--- BEGIN Supplied material ---
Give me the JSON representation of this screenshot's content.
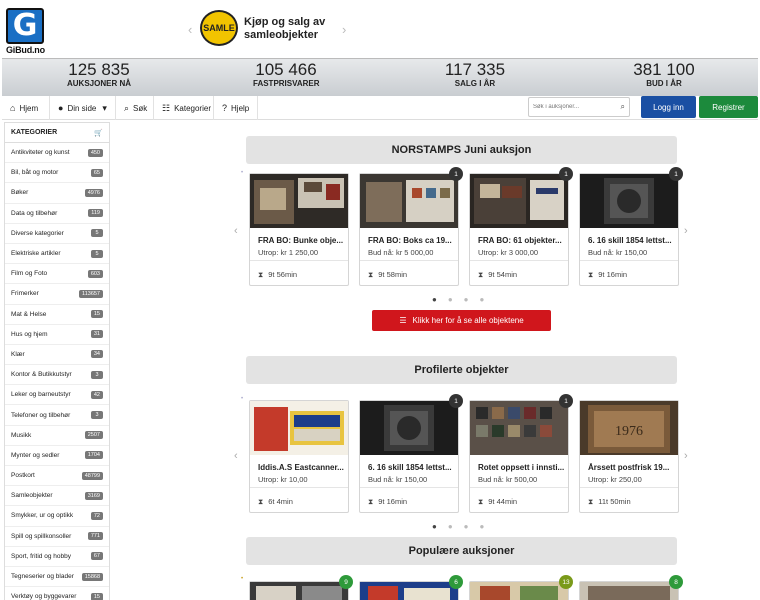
{
  "site": {
    "logo_letter": "G",
    "logo_text": "GiBud.no"
  },
  "promo": {
    "badge_text": "SAMLE",
    "text": "Kjøp og salg av samleobjekter",
    "prev": "‹",
    "next": "›"
  },
  "stats": [
    {
      "value": "125 835",
      "label": "AUKSJONER NÅ"
    },
    {
      "value": "105 466",
      "label": "FASTPRISVARER"
    },
    {
      "value": "117 335",
      "label": "SALG I ÅR"
    },
    {
      "value": "381 100",
      "label": "BUD I ÅR"
    }
  ],
  "nav": {
    "home": "Hjem",
    "my_page": "Din side",
    "search": "Søk",
    "categories": "Kategorier",
    "help": "Hjelp",
    "search_placeholder": "Søk i auksjoner...",
    "login": "Logg inn",
    "register": "Registrer"
  },
  "sidebar": {
    "title": "KATEGORIER",
    "items": [
      {
        "label": "Antikviteter og kunst",
        "count": "450"
      },
      {
        "label": "Bil, båt og motor",
        "count": "65"
      },
      {
        "label": "Bøker",
        "count": "4976"
      },
      {
        "label": "Data og tilbehør",
        "count": "119"
      },
      {
        "label": "Diverse kategorier",
        "count": "5"
      },
      {
        "label": "Elektriske artikler",
        "count": "5"
      },
      {
        "label": "Film og Foto",
        "count": "603"
      },
      {
        "label": "Frimerker",
        "count": "113657"
      },
      {
        "label": "Mat & Helse",
        "count": "15"
      },
      {
        "label": "Hus og hjem",
        "count": "31"
      },
      {
        "label": "Klær",
        "count": "34"
      },
      {
        "label": "Kontor & Butikkutstyr",
        "count": "3"
      },
      {
        "label": "Leker og barneutstyr",
        "count": "42"
      },
      {
        "label": "Telefoner og tilbehør",
        "count": "3"
      },
      {
        "label": "Musikk",
        "count": "2507"
      },
      {
        "label": "Mynter og sedler",
        "count": "1704"
      },
      {
        "label": "Postkort",
        "count": "48799"
      },
      {
        "label": "Samleobjekter",
        "count": "3169"
      },
      {
        "label": "Smykker, ur og optikk",
        "count": "72"
      },
      {
        "label": "Spill og spillkonsoller",
        "count": "771"
      },
      {
        "label": "Sport, fritid og hobby",
        "count": "67"
      },
      {
        "label": "Tegneserier og blader",
        "count": "15868"
      },
      {
        "label": "Verktøy og byggevarer",
        "count": "15"
      }
    ]
  },
  "sections": {
    "norstamps": {
      "title": "NORSTAMPS Juni auksjon",
      "cta": "Klikk her for å se alle objektene",
      "items": [
        {
          "title": "FRA BO: Bunke obje...",
          "price": "Utrop: kr 1 250,00",
          "time": "9t 56min",
          "badge": ""
        },
        {
          "title": "FRA BO: Boks ca 19...",
          "price": "Bud nå: kr 5 000,00",
          "time": "9t 58min",
          "badge": "1"
        },
        {
          "title": "FRA BO: 61 objekter...",
          "price": "Utrop: kr 3 000,00",
          "time": "9t 54min",
          "badge": "1"
        },
        {
          "title": "6. 16 skill 1854 lettst...",
          "price": "Bud nå: kr 150,00",
          "time": "9t 16min",
          "badge": "1"
        }
      ]
    },
    "featured": {
      "title": "Profilerte objekter",
      "items": [
        {
          "title": "Iddis.A.S Eastcanner...",
          "price": "Utrop: kr 10,00",
          "time": "6t 4min",
          "badge": ""
        },
        {
          "title": "6. 16 skill 1854 lettst...",
          "price": "Bud nå: kr 150,00",
          "time": "9t 16min",
          "badge": "1"
        },
        {
          "title": "Rotet oppsett i innsti...",
          "price": "Bud nå: kr 500,00",
          "time": "9t 44min",
          "badge": "1"
        },
        {
          "title": "Årssett postfrisk 19...",
          "price": "Utrop: kr 250,00",
          "time": "11t 50min",
          "badge": ""
        }
      ]
    },
    "popular": {
      "title": "Populære auksjoner",
      "badges": [
        "9",
        "6",
        "13",
        "8"
      ]
    }
  },
  "colors": {
    "login": "#1a4fa3",
    "register": "#1c8a3c",
    "cta": "#d0161c",
    "count_badge": "#777777"
  },
  "icons": {
    "home": "home-icon",
    "user": "user-icon",
    "search": "search-icon",
    "categories": "sitemap-icon",
    "help": "question-icon",
    "cart": "cart-icon",
    "timer": "hourglass-icon",
    "list": "list-icon"
  }
}
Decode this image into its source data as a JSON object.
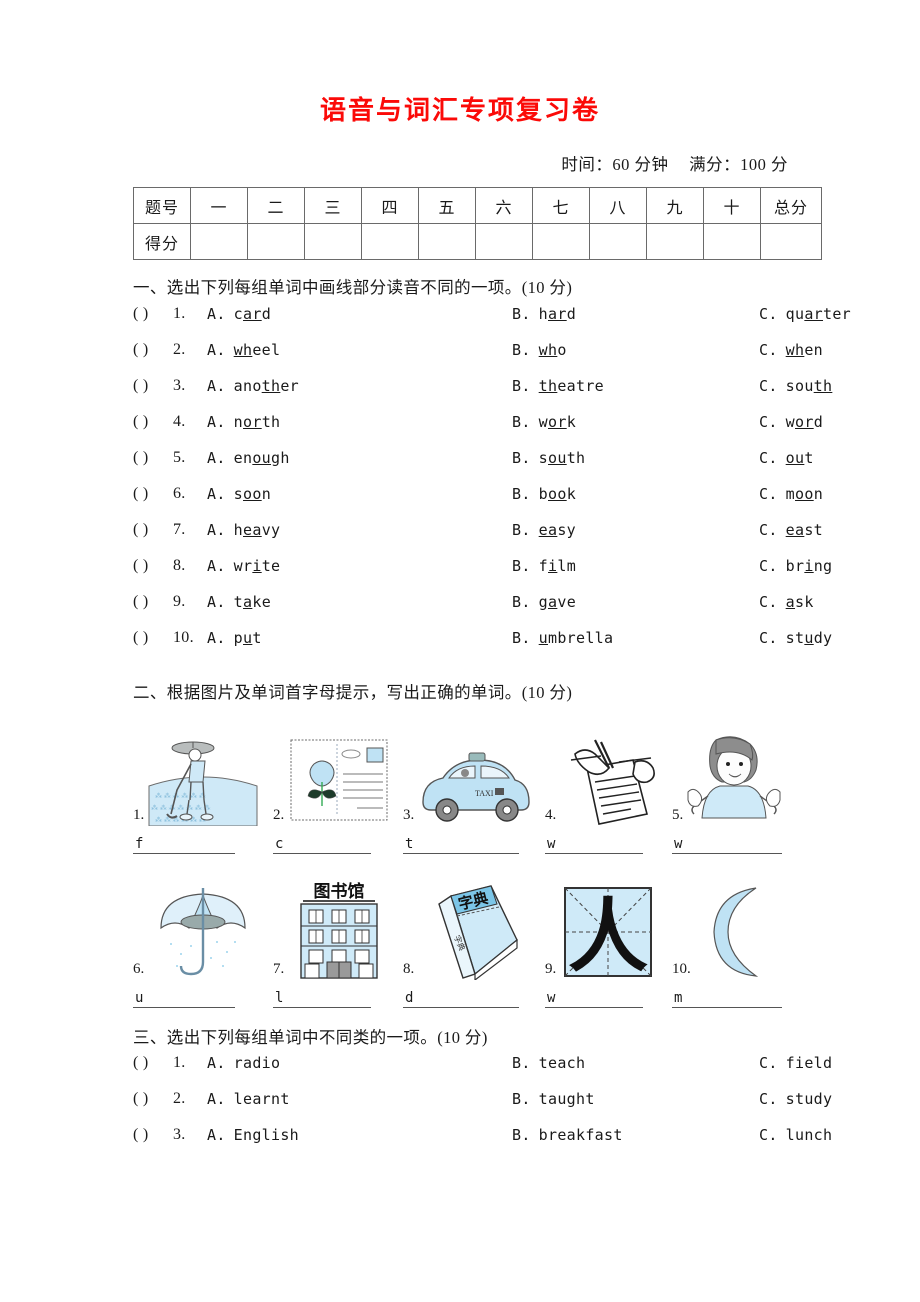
--- END Supplied material ---
## To be done
Omit the images and transcribe all of the records above word for word.

## Answer below
Give me the JSON representation of this screenshot's content.
{
  "site": {
    "logo_letter": "G",
    "logo_text": "GiBud.no"
  },
  "promo": {
    "badge_text": "SAMLE",
    "text": "Kjøp og salg av samleobjekter",
    "prev": "‹",
    "next": "›"
  },
  "stats": [
    {
      "value": "125 835",
      "label": "AUKSJONER NÅ"
    },
    {
      "value": "105 466",
      "label": "FASTPRISVARER"
    },
    {
      "value": "117 335",
      "label": "SALG I ÅR"
    },
    {
      "value": "381 100",
      "label": "BUD I ÅR"
    }
  ],
  "nav": {
    "home": "Hjem",
    "my_page": "Din side",
    "search": "Søk",
    "categories": "Kategorier",
    "help": "Hjelp",
    "search_placeholder": "Søk i auksjoner...",
    "login": "Logg inn",
    "register": "Registrer"
  },
  "sidebar": {
    "title": "KATEGORIER",
    "items": [
      {
        "label": "Antikviteter og kunst",
        "count": "450"
      },
      {
        "label": "Bil, båt og motor",
        "count": "65"
      },
      {
        "label": "Bøker",
        "count": "4976"
      },
      {
        "label": "Data og tilbehør",
        "count": "119"
      },
      {
        "label": "Diverse kategorier",
        "count": "5"
      },
      {
        "label": "Elektriske artikler",
        "count": "5"
      },
      {
        "label": "Film og Foto",
        "count": "603"
      },
      {
        "label": "Frimerker",
        "count": "113657"
      },
      {
        "label": "Mat & Helse",
        "count": "15"
      },
      {
        "label": "Hus og hjem",
        "count": "31"
      },
      {
        "label": "Klær",
        "count": "34"
      },
      {
        "label": "Kontor & Butikkutstyr",
        "count": "3"
      },
      {
        "label": "Leker og barneutstyr",
        "count": "42"
      },
      {
        "label": "Telefoner og tilbehør",
        "count": "3"
      },
      {
        "label": "Musikk",
        "count": "2507"
      },
      {
        "label": "Mynter og sedler",
        "count": "1704"
      },
      {
        "label": "Postkort",
        "count": "48799"
      },
      {
        "label": "Samleobjekter",
        "count": "3169"
      },
      {
        "label": "Smykker, ur og optikk",
        "count": "72"
      },
      {
        "label": "Spill og spillkonsoller",
        "count": "771"
      },
      {
        "label": "Sport, fritid og hobby",
        "count": "67"
      },
      {
        "label": "Tegneserier og blader",
        "count": "15868"
      },
      {
        "label": "Verktøy og byggevarer",
        "count": "15"
      }
    ]
  },
  "sections": {
    "norstamps": {
      "title": "NORSTAMPS Juni auksjon",
      "cta": "Klikk her for å se alle objektene",
      "items": [
        {
          "title": "FRA BO: Bunke obje...",
          "price": "Utrop: kr 1 250,00",
          "time": "9t 56min",
          "badge": ""
        },
        {
          "title": "FRA BO: Boks ca 19...",
          "price": "Bud nå: kr 5 000,00",
          "time": "9t 58min",
          "badge": "1"
        },
        {
          "title": "FRA BO: 61 objekter...",
          "price": "Utrop: kr 3 000,00",
          "time": "9t 54min",
          "badge": "1"
        },
        {
          "title": "6. 16 skill 1854 lettst...",
          "price": "Bud nå: kr 150,00",
          "time": "9t 16min",
          "badge": "1"
        }
      ]
    },
    "featured": {
      "title": "Profilerte objekter",
      "items": [
        {
          "title": "Iddis.A.S Eastcanner...",
          "price": "Utrop: kr 10,00",
          "time": "6t 4min",
          "badge": ""
        },
        {
          "title": "6. 16 skill 1854 lettst...",
          "price": "Bud nå: kr 150,00",
          "time": "9t 16min",
          "badge": "1"
        },
        {
          "title": "Rotet oppsett i innsti...",
          "price": "Bud nå: kr 500,00",
          "time": "9t 44min",
          "badge": "1"
        },
        {
          "title": "Årssett postfrisk 19...",
          "price": "Utrop: kr 250,00",
          "time": "11t 50min",
          "badge": ""
        }
      ]
    },
    "popular": {
      "title": "Populære auksjoner",
      "badges": [
        "9",
        "6",
        "13",
        "8"
      ]
    }
  },
  "colors": {
    "login": "#1a4fa3",
    "register": "#1c8a3c",
    "cta": "#d0161c",
    "count_badge": "#777777"
  },
  "icons": {
    "home": "home-icon",
    "user": "user-icon",
    "search": "search-icon",
    "categories": "sitemap-icon",
    "help": "question-icon",
    "cart": "cart-icon",
    "timer": "hourglass-icon",
    "list": "list-icon"
  }
}
Decode this image into its source data as a JSON object.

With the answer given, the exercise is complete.